* **REQUIRED TASK**: Select, from the data, each line where "Alicante" occurs.

/---

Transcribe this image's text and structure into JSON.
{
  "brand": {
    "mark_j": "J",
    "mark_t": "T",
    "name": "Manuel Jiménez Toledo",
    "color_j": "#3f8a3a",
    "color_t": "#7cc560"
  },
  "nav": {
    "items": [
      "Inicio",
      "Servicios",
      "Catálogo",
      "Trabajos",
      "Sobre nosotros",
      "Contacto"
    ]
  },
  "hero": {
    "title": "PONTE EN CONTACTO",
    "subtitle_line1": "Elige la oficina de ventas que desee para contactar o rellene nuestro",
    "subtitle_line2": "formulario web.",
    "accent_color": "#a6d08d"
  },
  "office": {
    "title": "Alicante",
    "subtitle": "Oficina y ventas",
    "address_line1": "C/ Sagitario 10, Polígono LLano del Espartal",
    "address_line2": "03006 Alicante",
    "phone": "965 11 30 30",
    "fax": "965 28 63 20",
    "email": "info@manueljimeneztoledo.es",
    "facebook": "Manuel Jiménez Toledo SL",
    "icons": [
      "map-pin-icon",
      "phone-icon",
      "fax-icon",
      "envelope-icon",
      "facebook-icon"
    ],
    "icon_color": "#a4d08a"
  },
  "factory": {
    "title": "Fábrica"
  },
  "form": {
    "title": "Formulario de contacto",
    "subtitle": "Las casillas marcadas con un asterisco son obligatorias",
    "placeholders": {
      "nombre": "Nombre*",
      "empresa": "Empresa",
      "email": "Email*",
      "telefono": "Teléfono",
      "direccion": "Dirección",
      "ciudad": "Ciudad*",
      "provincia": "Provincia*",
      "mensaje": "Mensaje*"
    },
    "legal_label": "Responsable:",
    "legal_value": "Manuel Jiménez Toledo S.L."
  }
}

\---

* **RESULT OF THIS TASK**:
    "title": "Alicante",
    "address_line2": "03006 Alicante",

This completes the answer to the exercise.